What this task involves: Within the material below, find each line bearing the word "cyclophosphamide" and present it.

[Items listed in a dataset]
• • •

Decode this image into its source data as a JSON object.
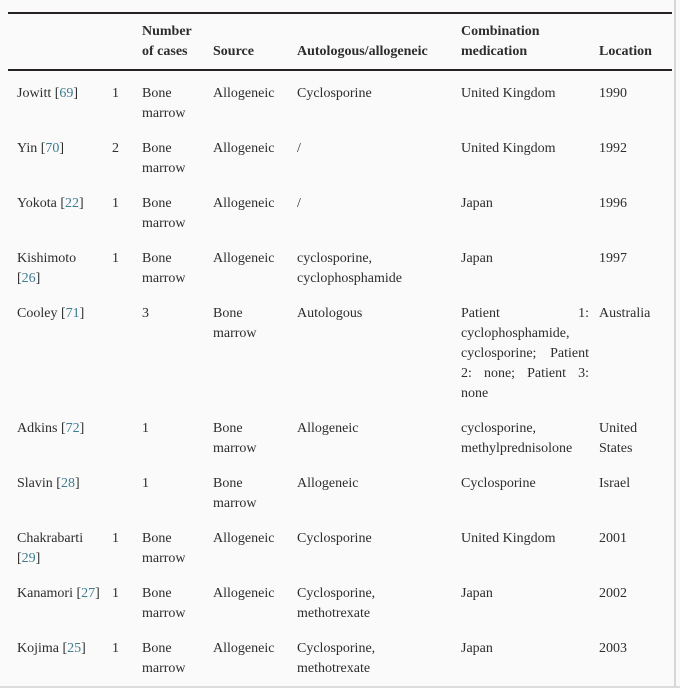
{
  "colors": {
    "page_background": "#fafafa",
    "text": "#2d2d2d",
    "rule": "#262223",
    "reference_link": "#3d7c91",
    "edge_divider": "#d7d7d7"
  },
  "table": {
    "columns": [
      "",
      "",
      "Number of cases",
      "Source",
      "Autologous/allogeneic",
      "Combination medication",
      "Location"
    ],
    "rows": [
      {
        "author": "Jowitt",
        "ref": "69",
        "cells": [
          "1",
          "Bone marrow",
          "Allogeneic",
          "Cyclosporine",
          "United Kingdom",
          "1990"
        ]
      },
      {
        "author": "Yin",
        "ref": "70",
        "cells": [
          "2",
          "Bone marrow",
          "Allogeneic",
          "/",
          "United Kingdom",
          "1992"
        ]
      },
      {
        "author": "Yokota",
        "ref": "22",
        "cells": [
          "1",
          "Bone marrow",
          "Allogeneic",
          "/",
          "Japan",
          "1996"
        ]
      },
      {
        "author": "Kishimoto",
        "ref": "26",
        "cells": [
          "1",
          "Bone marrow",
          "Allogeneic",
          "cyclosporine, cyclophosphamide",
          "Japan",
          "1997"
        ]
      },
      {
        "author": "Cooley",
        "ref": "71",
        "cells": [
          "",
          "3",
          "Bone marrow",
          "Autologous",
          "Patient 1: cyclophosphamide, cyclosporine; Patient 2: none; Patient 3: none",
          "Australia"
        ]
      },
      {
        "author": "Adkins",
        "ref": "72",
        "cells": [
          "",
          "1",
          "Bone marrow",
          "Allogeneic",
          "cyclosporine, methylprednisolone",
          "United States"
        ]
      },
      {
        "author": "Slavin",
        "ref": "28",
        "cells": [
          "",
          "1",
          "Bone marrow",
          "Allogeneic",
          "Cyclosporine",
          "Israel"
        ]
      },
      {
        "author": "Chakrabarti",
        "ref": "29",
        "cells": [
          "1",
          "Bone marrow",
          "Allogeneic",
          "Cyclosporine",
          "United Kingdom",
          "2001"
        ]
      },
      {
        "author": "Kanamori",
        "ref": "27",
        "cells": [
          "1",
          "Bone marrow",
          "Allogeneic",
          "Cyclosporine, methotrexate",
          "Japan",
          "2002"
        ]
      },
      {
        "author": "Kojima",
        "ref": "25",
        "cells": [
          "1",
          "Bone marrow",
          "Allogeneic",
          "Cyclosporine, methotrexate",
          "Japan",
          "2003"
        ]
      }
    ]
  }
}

• • •

Right answer:
          "cyclosporine, cyclophosphamide",
          "Patient 1: cyclophosphamide, cyclosporine; Patient 2: none; Patient 3: none",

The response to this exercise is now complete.